Exercise directions.
Quote every line of the material beneath this one.
Start of Excerpted data
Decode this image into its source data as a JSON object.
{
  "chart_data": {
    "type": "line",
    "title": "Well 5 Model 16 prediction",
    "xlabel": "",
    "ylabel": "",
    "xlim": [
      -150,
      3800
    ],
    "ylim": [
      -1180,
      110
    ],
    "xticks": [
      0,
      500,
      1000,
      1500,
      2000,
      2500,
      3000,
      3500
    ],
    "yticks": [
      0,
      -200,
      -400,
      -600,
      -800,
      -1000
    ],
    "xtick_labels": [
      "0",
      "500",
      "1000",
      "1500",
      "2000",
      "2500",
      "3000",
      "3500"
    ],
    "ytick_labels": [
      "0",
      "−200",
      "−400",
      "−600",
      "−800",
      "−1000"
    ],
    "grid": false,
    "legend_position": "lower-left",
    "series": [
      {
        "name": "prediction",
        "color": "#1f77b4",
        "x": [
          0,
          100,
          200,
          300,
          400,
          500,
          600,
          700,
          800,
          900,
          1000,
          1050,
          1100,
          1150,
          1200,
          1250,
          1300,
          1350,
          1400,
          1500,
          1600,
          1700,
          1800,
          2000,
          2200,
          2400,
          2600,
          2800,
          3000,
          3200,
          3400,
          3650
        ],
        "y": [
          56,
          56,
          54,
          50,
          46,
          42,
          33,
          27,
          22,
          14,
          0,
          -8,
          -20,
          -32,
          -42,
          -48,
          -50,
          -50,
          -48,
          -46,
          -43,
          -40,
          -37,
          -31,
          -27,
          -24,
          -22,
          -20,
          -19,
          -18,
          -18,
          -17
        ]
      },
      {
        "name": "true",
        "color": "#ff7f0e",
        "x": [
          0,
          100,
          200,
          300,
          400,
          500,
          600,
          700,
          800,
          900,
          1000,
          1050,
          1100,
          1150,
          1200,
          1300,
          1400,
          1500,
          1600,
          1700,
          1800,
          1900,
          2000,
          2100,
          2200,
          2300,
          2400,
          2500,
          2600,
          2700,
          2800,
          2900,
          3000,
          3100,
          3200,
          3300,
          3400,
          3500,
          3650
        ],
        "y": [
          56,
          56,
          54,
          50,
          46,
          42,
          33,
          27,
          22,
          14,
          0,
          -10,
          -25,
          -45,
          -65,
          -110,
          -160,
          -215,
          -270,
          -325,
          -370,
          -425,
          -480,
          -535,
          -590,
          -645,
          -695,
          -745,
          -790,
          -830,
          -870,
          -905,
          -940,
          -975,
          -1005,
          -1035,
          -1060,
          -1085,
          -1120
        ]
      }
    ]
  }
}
End of Excerpted data
The solution.
Decode this image into its source data as a JSON object.
{
  "chart_data": {
    "type": "line",
    "title": "Well 5 Model 16 prediction",
    "xlabel": "",
    "ylabel": "",
    "xlim": [
      -150,
      3800
    ],
    "ylim": [
      -1180,
      110
    ],
    "xticks": [
      0,
      500,
      1000,
      1500,
      2000,
      2500,
      3000,
      3500
    ],
    "yticks": [
      0,
      -200,
      -400,
      -600,
      -800,
      -1000
    ],
    "xtick_labels": [
      "0",
      "500",
      "1000",
      "1500",
      "2000",
      "2500",
      "3000",
      "3500"
    ],
    "ytick_labels": [
      "0",
      "−200",
      "−400",
      "−600",
      "−800",
      "−1000"
    ],
    "grid": false,
    "legend_position": "lower-left",
    "series": [
      {
        "name": "prediction",
        "color": "#1f77b4",
        "x": [
          0,
          100,
          200,
          300,
          400,
          500,
          600,
          700,
          800,
          900,
          1000,
          1050,
          1100,
          1150,
          1200,
          1250,
          1300,
          1350,
          1400,
          1500,
          1600,
          1700,
          1800,
          2000,
          2200,
          2400,
          2600,
          2800,
          3000,
          3200,
          3400,
          3650
        ],
        "y": [
          56,
          56,
          54,
          50,
          46,
          42,
          33,
          27,
          22,
          14,
          0,
          -8,
          -20,
          -32,
          -42,
          -48,
          -50,
          -50,
          -48,
          -46,
          -43,
          -40,
          -37,
          -31,
          -27,
          -24,
          -22,
          -20,
          -19,
          -18,
          -18,
          -17
        ]
      },
      {
        "name": "true",
        "color": "#ff7f0e",
        "x": [
          0,
          100,
          200,
          300,
          400,
          500,
          600,
          700,
          800,
          900,
          1000,
          1050,
          1100,
          1150,
          1200,
          1300,
          1400,
          1500,
          1600,
          1700,
          1800,
          1900,
          2000,
          2100,
          2200,
          2300,
          2400,
          2500,
          2600,
          2700,
          2800,
          2900,
          3000,
          3100,
          3200,
          3300,
          3400,
          3500,
          3650
        ],
        "y": [
          56,
          56,
          54,
          50,
          46,
          42,
          33,
          27,
          22,
          14,
          0,
          -10,
          -25,
          -45,
          -65,
          -110,
          -160,
          -215,
          -270,
          -325,
          -370,
          -425,
          -480,
          -535,
          -590,
          -645,
          -695,
          -745,
          -790,
          -830,
          -870,
          -905,
          -940,
          -975,
          -1005,
          -1035,
          -1060,
          -1085,
          -1120
        ]
      }
    ]
  }
}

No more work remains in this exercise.